REQUIREMENT: Print every line of the records below verbatim, leaving the pictures out.

Begin RECORD SET

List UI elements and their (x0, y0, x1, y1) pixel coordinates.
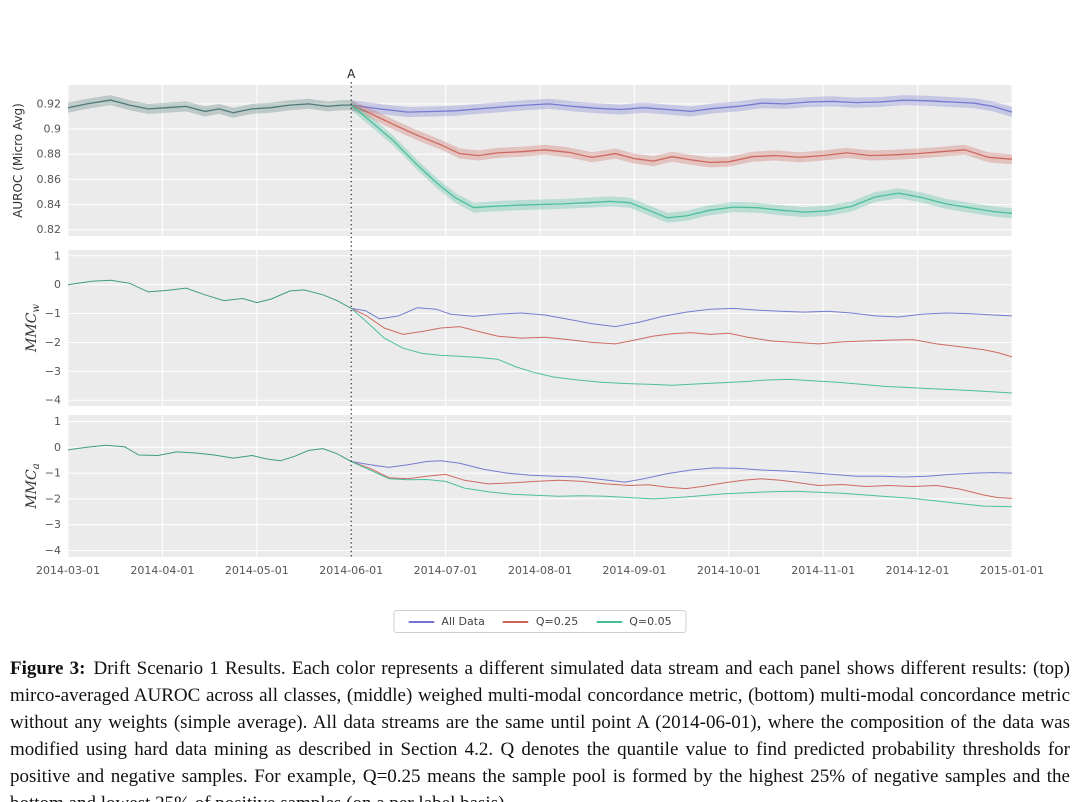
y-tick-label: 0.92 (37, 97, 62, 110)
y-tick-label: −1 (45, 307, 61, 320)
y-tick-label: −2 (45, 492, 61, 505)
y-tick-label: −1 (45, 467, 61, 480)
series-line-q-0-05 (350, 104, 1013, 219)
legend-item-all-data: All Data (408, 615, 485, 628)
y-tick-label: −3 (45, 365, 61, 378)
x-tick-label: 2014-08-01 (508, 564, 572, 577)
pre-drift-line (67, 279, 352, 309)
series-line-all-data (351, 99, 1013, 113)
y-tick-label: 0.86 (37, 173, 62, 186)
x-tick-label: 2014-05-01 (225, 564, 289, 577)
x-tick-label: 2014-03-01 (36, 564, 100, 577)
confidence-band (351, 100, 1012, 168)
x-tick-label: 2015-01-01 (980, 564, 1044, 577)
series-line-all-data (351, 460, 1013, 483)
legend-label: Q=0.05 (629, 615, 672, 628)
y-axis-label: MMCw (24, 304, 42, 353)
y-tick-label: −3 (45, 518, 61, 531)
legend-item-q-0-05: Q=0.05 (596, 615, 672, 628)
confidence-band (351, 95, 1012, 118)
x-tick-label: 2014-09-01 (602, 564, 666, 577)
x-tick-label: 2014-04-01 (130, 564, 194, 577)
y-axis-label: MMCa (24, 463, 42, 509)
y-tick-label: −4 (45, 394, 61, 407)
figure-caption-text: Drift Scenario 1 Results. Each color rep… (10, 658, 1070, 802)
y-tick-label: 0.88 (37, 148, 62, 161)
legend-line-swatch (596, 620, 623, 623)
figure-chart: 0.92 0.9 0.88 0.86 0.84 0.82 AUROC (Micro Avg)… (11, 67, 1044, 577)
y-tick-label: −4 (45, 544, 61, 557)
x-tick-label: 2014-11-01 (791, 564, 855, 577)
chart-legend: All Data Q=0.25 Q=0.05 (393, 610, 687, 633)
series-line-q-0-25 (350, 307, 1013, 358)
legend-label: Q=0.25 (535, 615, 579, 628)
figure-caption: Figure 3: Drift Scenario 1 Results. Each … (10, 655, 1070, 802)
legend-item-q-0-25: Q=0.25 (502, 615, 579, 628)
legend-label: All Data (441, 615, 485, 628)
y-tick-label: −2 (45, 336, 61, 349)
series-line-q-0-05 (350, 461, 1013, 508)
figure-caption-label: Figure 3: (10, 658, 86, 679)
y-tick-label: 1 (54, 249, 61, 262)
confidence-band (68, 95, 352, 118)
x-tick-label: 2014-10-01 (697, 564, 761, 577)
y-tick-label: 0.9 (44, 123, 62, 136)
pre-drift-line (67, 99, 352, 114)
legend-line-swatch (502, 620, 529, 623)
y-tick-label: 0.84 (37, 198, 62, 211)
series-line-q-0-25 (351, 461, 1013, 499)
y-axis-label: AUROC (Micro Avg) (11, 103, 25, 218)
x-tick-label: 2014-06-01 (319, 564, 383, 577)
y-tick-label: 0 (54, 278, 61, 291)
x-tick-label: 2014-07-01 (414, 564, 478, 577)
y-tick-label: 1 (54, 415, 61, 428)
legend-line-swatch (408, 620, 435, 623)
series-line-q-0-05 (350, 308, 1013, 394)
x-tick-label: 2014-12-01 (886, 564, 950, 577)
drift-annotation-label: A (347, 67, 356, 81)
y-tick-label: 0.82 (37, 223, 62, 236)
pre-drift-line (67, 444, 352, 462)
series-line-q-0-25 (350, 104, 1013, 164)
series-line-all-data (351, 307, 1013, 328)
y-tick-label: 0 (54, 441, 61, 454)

End RECORD SET

SOLUTION TO THIS TASK:
List UI elements and their (x0, y0, x1, y1) pixel coordinates.
y-tick-label: 0.92 (37, 97, 62, 110)
y-tick-label: −1 (45, 307, 61, 320)
y-tick-label: −2 (45, 492, 61, 505)
y-tick-label: −1 (45, 467, 61, 480)
series-line-q-0-05 (350, 104, 1013, 219)
legend-item-all-data: All Data (408, 615, 485, 628)
y-tick-label: −3 (45, 365, 61, 378)
x-tick-label: 2014-08-01 (508, 564, 572, 577)
pre-drift-line (67, 279, 352, 309)
series-line-all-data (351, 99, 1013, 113)
y-tick-label: 0.86 (37, 173, 62, 186)
x-tick-label: 2014-05-01 (225, 564, 289, 577)
x-tick-label: 2014-03-01 (36, 564, 100, 577)
confidence-band (351, 100, 1012, 168)
x-tick-label: 2015-01-01 (980, 564, 1044, 577)
series-line-all-data (351, 460, 1013, 483)
legend-label: Q=0.05 (629, 615, 672, 628)
y-axis-label: MMCw (24, 304, 42, 353)
y-tick-label: −3 (45, 518, 61, 531)
legend-item-q-0-05: Q=0.05 (596, 615, 672, 628)
confidence-band (351, 95, 1012, 118)
x-tick-label: 2014-09-01 (602, 564, 666, 577)
x-tick-label: 2014-04-01 (130, 564, 194, 577)
y-axis-label: MMCa (24, 463, 42, 509)
y-tick-label: −4 (45, 394, 61, 407)
figure-caption-text: Drift Scenario 1 Results. Each color rep… (10, 658, 1070, 802)
y-tick-label: 0.88 (37, 148, 62, 161)
legend-line-swatch (596, 620, 623, 623)
figure-chart: 0.92 0.9 0.88 0.86 0.84 0.82 AUROC (Micro Avg)… (11, 67, 1044, 577)
y-tick-label: −4 (45, 544, 61, 557)
x-tick-label: 2014-11-01 (791, 564, 855, 577)
chart-legend: All Data Q=0.25 Q=0.05 (393, 610, 687, 633)
series-line-q-0-25 (350, 307, 1013, 358)
legend-label: Q=0.25 (535, 615, 579, 628)
figure-caption: Figure 3: Drift Scenario 1 Results. Each … (10, 655, 1070, 802)
legend-item-q-0-25: Q=0.25 (502, 615, 579, 628)
legend-label: All Data (441, 615, 485, 628)
y-tick-label: −2 (45, 336, 61, 349)
series-line-q-0-05 (350, 461, 1013, 508)
figure-caption-label: Figure 3: (10, 658, 86, 679)
y-tick-label: 1 (54, 249, 61, 262)
confidence-band (68, 95, 352, 118)
x-tick-label: 2014-10-01 (697, 564, 761, 577)
y-tick-label: 0.9 (44, 123, 62, 136)
pre-drift-line (67, 99, 352, 114)
legend-line-swatch (502, 620, 529, 623)
y-tick-label: 0.84 (37, 198, 62, 211)
series-line-q-0-25 (351, 461, 1013, 499)
y-axis-label: AUROC (Micro Avg) (11, 103, 25, 218)
x-tick-label: 2014-06-01 (319, 564, 383, 577)
y-tick-label: 0 (54, 278, 61, 291)
x-tick-label: 2014-07-01 (414, 564, 478, 577)
y-tick-label: 1 (54, 415, 61, 428)
legend-line-swatch (408, 620, 435, 623)
series-line-q-0-05 (350, 308, 1013, 394)
x-tick-label: 2014-12-01 (886, 564, 950, 577)
drift-annotation-label: A (347, 67, 356, 81)
y-tick-label: 0.82 (37, 223, 62, 236)
pre-drift-line (67, 444, 352, 462)
series-line-q-0-25 (350, 104, 1013, 164)
series-line-all-data (351, 307, 1013, 328)
y-tick-label: 0 (54, 441, 61, 454)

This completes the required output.